What the exercise asks |
Copy each line of the data below with the word "screenshot".

Dataset records |
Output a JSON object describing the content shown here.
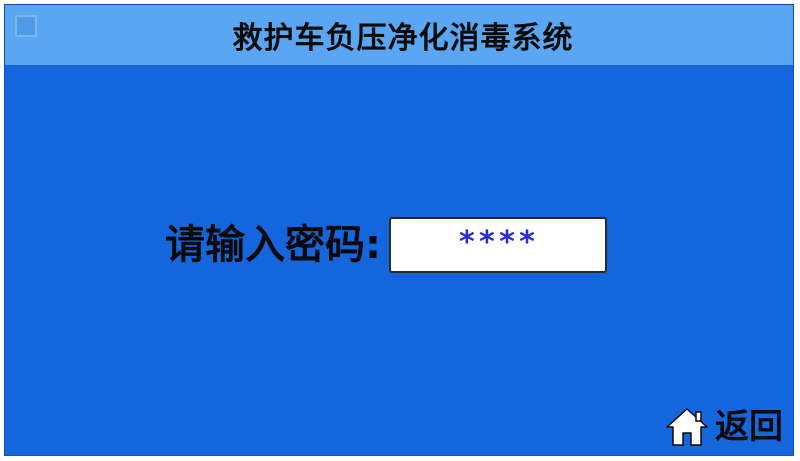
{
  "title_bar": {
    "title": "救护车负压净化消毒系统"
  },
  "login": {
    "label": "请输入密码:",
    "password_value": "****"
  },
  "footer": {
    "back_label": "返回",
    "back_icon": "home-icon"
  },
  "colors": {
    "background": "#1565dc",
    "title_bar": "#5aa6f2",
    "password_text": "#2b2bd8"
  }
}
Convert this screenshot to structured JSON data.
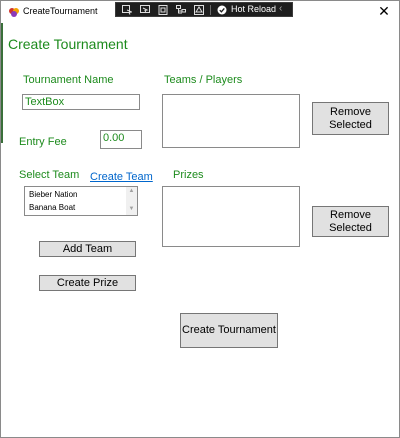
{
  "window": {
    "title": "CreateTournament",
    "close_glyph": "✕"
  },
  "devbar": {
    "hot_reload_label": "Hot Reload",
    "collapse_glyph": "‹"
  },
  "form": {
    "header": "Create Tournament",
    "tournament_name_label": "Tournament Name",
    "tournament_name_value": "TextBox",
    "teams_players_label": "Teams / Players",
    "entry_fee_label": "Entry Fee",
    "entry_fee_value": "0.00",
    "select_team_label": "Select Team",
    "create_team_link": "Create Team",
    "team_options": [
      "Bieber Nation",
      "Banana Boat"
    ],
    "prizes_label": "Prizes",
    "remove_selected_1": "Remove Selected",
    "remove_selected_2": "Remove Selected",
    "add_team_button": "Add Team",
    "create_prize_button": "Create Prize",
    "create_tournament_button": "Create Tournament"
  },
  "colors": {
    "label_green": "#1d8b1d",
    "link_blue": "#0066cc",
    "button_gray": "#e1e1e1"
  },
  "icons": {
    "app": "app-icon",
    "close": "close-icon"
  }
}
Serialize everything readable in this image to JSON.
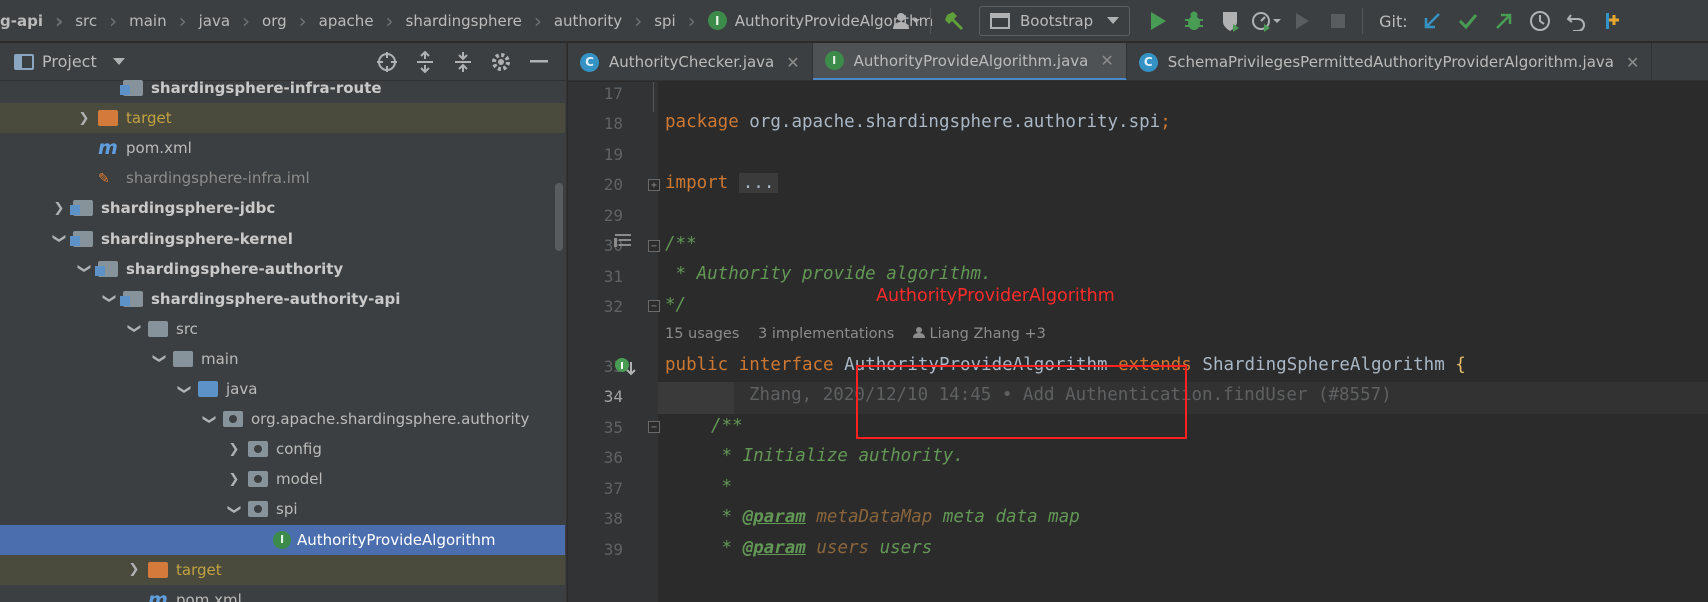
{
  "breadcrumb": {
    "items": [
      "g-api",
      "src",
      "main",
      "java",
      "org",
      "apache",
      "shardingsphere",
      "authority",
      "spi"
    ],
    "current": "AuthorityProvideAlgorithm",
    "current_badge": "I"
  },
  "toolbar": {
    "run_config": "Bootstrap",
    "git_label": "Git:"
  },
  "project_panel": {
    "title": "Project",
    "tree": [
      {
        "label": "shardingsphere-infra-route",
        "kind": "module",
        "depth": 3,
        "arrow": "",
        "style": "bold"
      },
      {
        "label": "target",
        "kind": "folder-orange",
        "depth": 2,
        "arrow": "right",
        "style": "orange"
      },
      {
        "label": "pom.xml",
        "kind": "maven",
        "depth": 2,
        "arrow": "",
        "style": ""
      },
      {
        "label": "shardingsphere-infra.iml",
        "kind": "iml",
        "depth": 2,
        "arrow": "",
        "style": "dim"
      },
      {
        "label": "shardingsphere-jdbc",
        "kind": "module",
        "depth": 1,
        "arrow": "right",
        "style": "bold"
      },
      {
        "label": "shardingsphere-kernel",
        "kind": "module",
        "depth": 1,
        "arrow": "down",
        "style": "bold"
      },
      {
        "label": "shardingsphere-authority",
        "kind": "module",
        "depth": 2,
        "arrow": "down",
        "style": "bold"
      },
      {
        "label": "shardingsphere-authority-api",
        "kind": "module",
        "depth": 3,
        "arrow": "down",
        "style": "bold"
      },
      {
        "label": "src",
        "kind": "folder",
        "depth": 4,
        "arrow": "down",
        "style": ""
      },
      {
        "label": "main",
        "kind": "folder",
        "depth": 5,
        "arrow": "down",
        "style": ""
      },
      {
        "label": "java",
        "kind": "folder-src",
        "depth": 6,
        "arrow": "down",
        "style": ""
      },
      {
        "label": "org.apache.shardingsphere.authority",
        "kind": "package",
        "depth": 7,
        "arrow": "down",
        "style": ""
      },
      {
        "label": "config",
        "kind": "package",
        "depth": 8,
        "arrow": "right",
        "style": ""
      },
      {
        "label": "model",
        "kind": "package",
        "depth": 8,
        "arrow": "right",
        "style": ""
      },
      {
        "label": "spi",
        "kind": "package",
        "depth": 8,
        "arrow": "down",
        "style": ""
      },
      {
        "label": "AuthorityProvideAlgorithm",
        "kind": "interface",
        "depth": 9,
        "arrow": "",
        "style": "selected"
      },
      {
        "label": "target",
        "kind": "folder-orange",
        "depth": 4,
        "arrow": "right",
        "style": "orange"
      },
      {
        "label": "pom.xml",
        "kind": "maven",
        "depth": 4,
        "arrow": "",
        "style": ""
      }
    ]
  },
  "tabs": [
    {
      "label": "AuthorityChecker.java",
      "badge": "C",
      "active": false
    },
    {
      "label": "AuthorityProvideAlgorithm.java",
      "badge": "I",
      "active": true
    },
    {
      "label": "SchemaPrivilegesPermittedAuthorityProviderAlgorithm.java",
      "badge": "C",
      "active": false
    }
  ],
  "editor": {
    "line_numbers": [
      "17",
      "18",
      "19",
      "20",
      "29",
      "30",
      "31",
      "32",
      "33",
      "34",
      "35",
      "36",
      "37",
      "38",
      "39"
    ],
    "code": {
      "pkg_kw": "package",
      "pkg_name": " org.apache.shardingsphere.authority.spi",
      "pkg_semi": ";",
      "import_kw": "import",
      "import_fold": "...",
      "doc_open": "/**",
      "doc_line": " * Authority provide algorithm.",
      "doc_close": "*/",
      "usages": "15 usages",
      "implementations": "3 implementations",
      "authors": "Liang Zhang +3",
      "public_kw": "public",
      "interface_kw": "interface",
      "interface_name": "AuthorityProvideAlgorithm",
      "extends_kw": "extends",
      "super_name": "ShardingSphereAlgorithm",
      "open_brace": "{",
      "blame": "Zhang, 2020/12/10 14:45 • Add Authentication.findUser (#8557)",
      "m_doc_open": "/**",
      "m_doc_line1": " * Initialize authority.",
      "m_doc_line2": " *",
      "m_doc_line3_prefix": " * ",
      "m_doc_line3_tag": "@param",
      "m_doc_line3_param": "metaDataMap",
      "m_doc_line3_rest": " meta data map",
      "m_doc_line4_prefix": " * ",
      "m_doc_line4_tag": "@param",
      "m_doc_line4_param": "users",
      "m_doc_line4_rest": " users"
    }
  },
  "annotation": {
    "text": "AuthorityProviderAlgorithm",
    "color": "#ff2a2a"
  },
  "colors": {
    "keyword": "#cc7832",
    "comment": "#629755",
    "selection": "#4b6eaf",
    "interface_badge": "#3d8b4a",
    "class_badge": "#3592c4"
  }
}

...

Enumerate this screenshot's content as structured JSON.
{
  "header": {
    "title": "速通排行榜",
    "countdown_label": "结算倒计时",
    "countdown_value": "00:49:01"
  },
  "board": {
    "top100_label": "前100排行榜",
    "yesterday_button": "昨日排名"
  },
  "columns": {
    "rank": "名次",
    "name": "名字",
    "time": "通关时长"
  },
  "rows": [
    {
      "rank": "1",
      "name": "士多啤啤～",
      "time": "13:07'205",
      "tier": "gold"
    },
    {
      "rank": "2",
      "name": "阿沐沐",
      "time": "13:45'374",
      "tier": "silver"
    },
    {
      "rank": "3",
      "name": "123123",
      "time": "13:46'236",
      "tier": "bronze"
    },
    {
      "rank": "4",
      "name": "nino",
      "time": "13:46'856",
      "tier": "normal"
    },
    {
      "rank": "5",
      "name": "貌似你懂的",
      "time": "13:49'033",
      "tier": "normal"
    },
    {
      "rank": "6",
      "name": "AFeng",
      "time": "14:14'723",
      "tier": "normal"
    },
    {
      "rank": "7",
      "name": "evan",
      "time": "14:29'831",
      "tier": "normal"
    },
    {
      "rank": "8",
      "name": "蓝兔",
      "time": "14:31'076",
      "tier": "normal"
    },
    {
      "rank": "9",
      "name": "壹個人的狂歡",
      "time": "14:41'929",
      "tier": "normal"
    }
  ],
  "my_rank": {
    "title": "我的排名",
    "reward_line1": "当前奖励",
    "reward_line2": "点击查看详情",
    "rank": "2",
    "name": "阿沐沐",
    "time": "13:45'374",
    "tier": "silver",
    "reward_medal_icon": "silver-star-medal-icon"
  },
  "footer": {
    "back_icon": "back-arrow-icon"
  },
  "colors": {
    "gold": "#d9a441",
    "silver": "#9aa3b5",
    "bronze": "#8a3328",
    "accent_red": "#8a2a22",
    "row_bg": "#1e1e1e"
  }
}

--

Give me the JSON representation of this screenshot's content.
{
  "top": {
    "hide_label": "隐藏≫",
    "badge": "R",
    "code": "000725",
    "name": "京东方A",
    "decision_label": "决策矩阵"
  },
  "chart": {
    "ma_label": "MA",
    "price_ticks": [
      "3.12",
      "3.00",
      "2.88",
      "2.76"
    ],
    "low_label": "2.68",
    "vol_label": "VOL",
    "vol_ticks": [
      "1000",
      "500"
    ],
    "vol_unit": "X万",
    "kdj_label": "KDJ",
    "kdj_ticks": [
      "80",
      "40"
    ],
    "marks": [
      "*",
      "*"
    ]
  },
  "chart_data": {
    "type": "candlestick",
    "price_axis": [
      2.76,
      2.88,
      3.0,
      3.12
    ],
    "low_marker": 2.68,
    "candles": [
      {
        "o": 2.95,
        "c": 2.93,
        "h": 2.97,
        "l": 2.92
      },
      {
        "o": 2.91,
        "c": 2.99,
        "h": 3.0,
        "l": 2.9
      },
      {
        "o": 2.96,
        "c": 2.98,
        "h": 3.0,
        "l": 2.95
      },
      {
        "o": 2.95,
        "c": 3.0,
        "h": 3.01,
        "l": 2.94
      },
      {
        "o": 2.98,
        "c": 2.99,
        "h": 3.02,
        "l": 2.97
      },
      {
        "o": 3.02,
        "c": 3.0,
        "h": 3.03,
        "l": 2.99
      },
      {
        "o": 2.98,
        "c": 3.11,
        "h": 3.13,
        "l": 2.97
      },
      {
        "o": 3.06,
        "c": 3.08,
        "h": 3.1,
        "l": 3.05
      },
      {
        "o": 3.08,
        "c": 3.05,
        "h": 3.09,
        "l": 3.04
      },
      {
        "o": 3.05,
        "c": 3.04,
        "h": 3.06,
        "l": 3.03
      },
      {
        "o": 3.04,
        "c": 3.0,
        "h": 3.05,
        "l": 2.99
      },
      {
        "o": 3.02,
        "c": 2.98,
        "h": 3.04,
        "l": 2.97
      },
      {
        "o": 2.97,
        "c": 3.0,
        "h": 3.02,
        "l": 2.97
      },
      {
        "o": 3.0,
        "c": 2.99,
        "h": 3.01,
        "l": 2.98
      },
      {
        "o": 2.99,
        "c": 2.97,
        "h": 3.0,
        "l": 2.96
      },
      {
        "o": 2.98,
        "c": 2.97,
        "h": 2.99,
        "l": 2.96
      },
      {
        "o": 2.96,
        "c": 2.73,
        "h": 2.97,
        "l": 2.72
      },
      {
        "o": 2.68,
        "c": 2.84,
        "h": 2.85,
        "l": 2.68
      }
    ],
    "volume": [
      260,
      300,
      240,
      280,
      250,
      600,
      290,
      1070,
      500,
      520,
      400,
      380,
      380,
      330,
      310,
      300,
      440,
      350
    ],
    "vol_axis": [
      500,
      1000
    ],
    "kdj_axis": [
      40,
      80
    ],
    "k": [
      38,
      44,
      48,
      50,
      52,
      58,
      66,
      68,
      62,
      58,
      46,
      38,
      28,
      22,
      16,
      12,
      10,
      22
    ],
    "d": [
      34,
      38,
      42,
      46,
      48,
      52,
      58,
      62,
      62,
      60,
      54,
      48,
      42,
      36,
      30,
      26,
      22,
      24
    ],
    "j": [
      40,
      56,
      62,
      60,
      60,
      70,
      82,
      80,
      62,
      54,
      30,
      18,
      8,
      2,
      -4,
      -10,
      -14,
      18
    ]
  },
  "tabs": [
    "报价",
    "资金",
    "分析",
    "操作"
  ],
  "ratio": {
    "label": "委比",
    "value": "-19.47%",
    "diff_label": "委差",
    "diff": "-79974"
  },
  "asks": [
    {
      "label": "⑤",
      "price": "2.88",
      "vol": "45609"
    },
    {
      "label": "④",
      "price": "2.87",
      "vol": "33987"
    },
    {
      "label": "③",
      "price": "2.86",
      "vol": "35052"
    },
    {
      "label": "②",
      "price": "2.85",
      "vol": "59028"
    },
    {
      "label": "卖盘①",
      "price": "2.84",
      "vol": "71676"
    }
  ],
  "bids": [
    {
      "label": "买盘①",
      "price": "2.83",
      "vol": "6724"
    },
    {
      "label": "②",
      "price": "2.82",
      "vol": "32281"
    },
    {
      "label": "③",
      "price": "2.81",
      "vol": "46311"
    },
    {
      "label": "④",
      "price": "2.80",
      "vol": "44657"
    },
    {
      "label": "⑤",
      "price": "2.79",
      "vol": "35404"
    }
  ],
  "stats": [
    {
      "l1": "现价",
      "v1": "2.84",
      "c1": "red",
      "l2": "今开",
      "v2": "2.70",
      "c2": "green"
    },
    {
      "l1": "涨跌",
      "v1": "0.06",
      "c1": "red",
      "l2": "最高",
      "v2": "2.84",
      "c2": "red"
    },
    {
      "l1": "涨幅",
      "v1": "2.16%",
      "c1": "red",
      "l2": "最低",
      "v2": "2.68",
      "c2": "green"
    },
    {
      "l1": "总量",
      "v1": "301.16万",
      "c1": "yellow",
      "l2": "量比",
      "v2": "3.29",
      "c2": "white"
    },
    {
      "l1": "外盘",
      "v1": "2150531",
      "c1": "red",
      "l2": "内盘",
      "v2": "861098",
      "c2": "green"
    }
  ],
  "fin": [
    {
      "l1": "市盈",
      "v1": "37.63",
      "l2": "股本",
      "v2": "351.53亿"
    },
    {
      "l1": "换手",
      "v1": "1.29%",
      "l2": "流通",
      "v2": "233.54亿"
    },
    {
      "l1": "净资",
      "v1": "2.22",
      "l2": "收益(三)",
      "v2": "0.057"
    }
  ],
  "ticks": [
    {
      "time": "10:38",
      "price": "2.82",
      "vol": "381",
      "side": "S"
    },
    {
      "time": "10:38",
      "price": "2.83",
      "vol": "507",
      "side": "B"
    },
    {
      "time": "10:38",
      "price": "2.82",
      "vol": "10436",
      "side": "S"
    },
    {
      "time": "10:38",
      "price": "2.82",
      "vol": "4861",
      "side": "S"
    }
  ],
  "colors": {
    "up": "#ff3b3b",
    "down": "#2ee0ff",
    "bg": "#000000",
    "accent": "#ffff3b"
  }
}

Answer to the problem |
Convert this screenshot to structured JSON data.
Enumerate this screenshot's content as structured JSON.
Give me the JSON representation of this screenshot's content.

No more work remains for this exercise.